WHAT THE TASK ASKS >>
Skip the pictures and extract all of the lines exactly as written.
(begin)
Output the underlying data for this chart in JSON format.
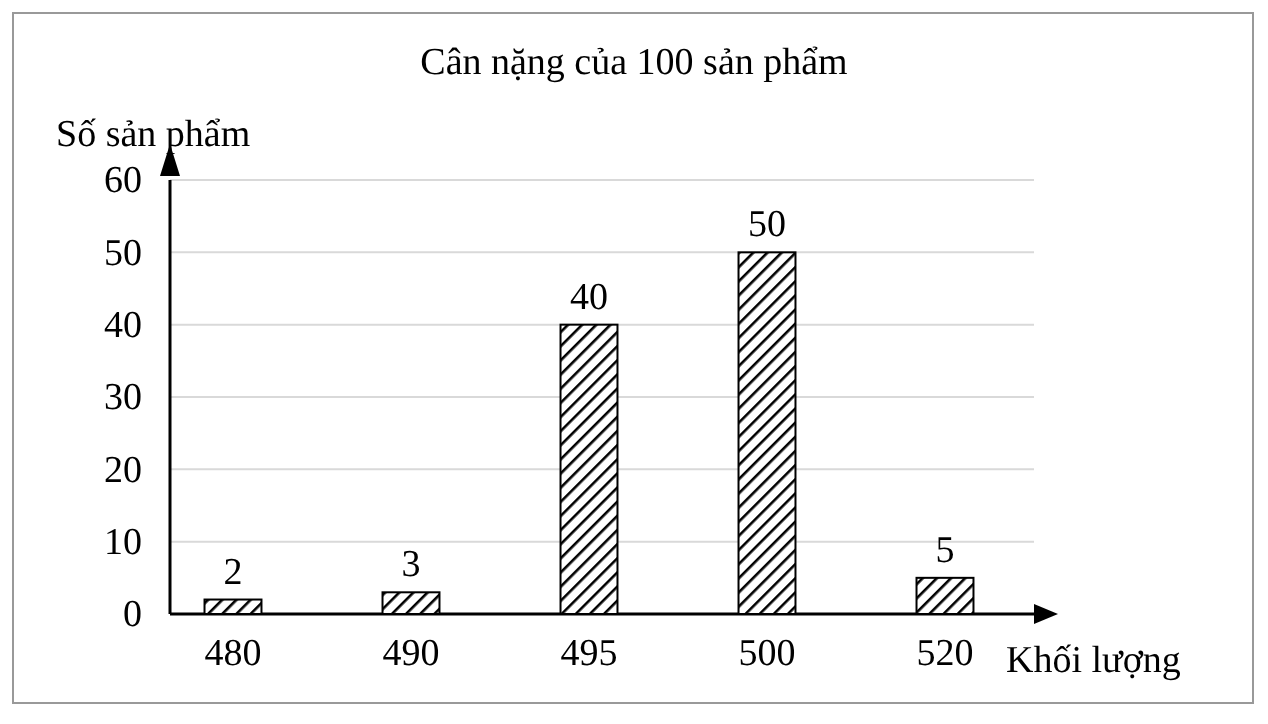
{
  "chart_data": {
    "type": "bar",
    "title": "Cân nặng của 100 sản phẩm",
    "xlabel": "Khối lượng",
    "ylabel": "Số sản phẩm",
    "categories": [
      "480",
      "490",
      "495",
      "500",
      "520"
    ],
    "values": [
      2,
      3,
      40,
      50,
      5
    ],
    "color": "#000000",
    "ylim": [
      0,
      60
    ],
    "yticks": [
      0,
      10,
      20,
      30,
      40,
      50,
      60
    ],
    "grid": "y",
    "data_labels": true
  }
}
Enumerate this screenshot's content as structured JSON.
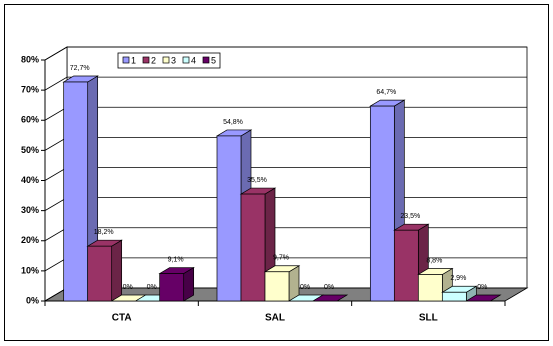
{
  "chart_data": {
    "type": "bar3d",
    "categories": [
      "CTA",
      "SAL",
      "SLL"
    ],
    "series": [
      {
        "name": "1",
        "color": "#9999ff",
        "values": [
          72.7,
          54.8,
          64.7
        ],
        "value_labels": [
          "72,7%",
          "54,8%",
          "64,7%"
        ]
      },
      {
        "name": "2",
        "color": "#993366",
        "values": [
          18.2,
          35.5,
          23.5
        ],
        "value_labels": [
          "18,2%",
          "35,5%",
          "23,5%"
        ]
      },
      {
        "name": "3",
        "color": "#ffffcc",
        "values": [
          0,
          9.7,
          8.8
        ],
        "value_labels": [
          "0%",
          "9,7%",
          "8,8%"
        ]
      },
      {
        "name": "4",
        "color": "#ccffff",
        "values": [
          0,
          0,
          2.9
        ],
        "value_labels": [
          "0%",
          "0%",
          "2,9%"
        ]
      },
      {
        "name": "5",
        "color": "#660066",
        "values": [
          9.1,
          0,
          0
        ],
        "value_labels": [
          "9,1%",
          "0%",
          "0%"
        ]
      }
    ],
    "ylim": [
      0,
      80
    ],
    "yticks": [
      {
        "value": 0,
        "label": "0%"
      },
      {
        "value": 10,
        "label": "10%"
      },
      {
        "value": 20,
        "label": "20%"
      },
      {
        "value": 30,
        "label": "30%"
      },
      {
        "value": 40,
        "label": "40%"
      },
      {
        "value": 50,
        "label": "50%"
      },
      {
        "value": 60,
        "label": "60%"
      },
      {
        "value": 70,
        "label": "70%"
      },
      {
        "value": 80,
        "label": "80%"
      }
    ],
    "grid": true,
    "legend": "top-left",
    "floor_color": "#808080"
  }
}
(end)
ANSWER TO THE TASK >>
Output the underlying data for this chart in JSON format.
{
  "chart_data": {
    "type": "bar",
    "title": "Cân nặng của 100 sản phẩm",
    "xlabel": "Khối lượng",
    "ylabel": "Số sản phẩm",
    "categories": [
      "480",
      "490",
      "495",
      "500",
      "520"
    ],
    "values": [
      2,
      3,
      40,
      50,
      5
    ],
    "color": "#000000",
    "ylim": [
      0,
      60
    ],
    "yticks": [
      0,
      10,
      20,
      30,
      40,
      50,
      60
    ],
    "grid": "y",
    "data_labels": true
  }
}
Enumerate this screenshot's content as structured JSON.
{
  "chart_data": {
    "type": "bar3d",
    "categories": [
      "CTA",
      "SAL",
      "SLL"
    ],
    "series": [
      {
        "name": "1",
        "color": "#9999ff",
        "values": [
          72.7,
          54.8,
          64.7
        ],
        "value_labels": [
          "72,7%",
          "54,8%",
          "64,7%"
        ]
      },
      {
        "name": "2",
        "color": "#993366",
        "values": [
          18.2,
          35.5,
          23.5
        ],
        "value_labels": [
          "18,2%",
          "35,5%",
          "23,5%"
        ]
      },
      {
        "name": "3",
        "color": "#ffffcc",
        "values": [
          0,
          9.7,
          8.8
        ],
        "value_labels": [
          "0%",
          "9,7%",
          "8,8%"
        ]
      },
      {
        "name": "4",
        "color": "#ccffff",
        "values": [
          0,
          0,
          2.9
        ],
        "value_labels": [
          "0%",
          "0%",
          "2,9%"
        ]
      },
      {
        "name": "5",
        "color": "#660066",
        "values": [
          9.1,
          0,
          0
        ],
        "value_labels": [
          "9,1%",
          "0%",
          "0%"
        ]
      }
    ],
    "ylim": [
      0,
      80
    ],
    "yticks": [
      {
        "value": 0,
        "label": "0%"
      },
      {
        "value": 10,
        "label": "10%"
      },
      {
        "value": 20,
        "label": "20%"
      },
      {
        "value": 30,
        "label": "30%"
      },
      {
        "value": 40,
        "label": "40%"
      },
      {
        "value": 50,
        "label": "50%"
      },
      {
        "value": 60,
        "label": "60%"
      },
      {
        "value": 70,
        "label": "70%"
      },
      {
        "value": 80,
        "label": "80%"
      }
    ],
    "grid": true,
    "legend": "top-left",
    "floor_color": "#808080"
  }
}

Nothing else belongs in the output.